**Texte présenté**
Dordogne, Isère… Ces 6 cours d’eau qui partent d’une station de ski

On connaît leurs gorges, leurs vallées, leurs barrages. Mais savez-vous vraiment d’où partent les rivières ?

Certaines, parmi les plus emblématiques de France, prennent tout simplement naissance sous les pieds des skieurs. Isère, Durance, Doubs, Ardèche ou Arve : toutes jaillissent dans des communes de montagne qui accueillent aujourd’hui des stations de ski. Une origine discrète, mais bien réelle.

L’Isère depuis… Val-d’Isère

Ce n’est pas un hasard si Val-d’Isère porte ce nom : la rivière Isère prend sa source au Pont Saint-Charles, à 2 770 mètres d’altitude, dans un vallon dominé par les cimes de la Vanoise. À quelques minutes des premières remontées mécaniques, un petit torrent glaciaire entame sa longue descente vers le Rhône, via la Tarentaise et Grenoble. Le site est accessible par la route du col de l’Iseran, tout près de la frontière savoyarde avec la Haute-Maurienne.

Dordogne : deux torrents pour une rivière, au Mont-Dore

Il suffit d’écouter le nom de la station pour deviner ce qui s’y passe : Mont-Dore.

Sur les pentes du puy de Sancy, la rivière Dordogne prend forme à partir de deux torrents : la Dore et la Dogne, qui coulent à flanc de montagne. Leur confluence, à 1 370 m d’altitude, marque officiellement le départ de la Dordogne.

**Entrées du listing**
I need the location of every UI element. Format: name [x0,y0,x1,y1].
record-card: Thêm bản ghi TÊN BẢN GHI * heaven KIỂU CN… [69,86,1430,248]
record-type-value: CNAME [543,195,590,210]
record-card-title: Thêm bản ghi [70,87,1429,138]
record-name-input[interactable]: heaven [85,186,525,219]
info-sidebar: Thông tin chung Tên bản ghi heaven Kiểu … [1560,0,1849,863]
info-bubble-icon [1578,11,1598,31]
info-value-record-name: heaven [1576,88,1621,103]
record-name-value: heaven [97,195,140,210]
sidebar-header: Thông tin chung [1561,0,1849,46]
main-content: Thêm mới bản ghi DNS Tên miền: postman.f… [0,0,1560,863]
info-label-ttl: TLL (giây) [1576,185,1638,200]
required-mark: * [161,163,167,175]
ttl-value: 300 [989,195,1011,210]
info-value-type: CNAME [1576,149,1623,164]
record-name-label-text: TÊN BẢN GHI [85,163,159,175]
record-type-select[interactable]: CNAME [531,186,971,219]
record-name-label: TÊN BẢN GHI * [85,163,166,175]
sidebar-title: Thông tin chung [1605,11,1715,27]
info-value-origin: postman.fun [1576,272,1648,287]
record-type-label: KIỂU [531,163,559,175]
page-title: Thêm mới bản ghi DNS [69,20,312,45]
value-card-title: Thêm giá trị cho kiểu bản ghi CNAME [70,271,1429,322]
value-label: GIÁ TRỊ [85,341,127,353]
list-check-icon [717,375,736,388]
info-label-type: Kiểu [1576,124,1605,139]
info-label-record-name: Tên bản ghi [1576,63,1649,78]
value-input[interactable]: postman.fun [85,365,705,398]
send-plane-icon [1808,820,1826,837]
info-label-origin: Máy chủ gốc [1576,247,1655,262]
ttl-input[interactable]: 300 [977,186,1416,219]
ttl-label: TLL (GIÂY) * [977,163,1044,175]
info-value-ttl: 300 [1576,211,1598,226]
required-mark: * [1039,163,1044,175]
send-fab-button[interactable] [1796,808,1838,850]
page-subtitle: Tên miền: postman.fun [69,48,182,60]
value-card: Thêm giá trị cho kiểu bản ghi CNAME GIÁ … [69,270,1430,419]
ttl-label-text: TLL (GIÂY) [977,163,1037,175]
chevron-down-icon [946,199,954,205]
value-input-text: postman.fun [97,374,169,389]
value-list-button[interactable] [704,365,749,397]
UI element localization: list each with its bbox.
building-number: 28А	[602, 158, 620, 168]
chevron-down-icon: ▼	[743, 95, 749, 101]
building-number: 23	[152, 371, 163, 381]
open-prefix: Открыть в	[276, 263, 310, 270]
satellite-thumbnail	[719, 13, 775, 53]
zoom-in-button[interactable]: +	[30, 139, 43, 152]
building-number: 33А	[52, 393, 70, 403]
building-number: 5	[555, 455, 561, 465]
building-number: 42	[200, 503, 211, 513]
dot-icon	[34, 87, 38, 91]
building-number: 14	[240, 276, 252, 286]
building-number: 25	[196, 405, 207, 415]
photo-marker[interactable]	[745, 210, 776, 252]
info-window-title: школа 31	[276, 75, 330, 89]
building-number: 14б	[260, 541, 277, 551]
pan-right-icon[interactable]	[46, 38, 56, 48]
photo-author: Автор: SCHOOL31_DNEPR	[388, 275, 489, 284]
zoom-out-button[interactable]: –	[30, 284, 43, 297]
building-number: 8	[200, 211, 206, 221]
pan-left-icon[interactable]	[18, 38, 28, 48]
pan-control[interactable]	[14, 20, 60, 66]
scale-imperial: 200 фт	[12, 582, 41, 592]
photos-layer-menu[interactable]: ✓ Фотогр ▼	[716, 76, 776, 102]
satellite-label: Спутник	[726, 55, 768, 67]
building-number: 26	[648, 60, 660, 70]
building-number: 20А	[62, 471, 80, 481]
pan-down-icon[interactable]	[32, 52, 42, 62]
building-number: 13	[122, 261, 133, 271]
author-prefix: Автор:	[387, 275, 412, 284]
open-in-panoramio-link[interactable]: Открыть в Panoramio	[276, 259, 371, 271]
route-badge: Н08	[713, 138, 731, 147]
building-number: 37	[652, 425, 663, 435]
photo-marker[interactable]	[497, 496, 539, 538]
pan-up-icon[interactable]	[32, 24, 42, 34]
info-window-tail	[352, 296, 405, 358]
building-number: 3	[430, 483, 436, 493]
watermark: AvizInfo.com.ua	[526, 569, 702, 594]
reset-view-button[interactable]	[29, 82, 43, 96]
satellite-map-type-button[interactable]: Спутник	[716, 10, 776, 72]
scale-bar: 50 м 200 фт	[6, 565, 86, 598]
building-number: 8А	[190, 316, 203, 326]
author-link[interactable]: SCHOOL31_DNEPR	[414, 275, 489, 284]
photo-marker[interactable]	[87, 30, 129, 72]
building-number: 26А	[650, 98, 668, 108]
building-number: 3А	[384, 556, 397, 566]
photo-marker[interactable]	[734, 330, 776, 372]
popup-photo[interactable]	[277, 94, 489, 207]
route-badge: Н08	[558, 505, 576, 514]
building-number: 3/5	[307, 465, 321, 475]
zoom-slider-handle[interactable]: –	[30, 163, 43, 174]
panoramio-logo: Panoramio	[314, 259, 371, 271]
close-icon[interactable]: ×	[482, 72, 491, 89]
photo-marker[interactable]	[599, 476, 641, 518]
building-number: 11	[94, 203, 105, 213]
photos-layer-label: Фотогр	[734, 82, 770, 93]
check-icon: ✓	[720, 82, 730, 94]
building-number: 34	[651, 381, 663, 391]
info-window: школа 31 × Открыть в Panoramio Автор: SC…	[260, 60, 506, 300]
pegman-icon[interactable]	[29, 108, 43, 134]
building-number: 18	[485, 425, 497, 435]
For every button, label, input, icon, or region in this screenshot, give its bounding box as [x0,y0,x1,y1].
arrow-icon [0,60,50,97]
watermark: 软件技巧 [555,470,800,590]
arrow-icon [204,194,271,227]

**Énoncé**
Réécrivez le texte, de « Il suffit d’écouter » jusqu'à « de la Dordogne. » inclus, en remplaçant « confluence » par « jonction ». Seul le texte doit servir de référence.

**Réponse attendue**
Il suffit d’écouter le nom de la station pour deviner ce qui s’y passe : Mont-Dore.

Sur les pentes du puy de Sancy, la rivière Dordogne prend forme à partir de deux torrents : la Dore et la Dogne, qui coulent à flanc de montagne. Leur jonction, à 1 370 m d’altitude, marque officiellement le départ de la Dordogne.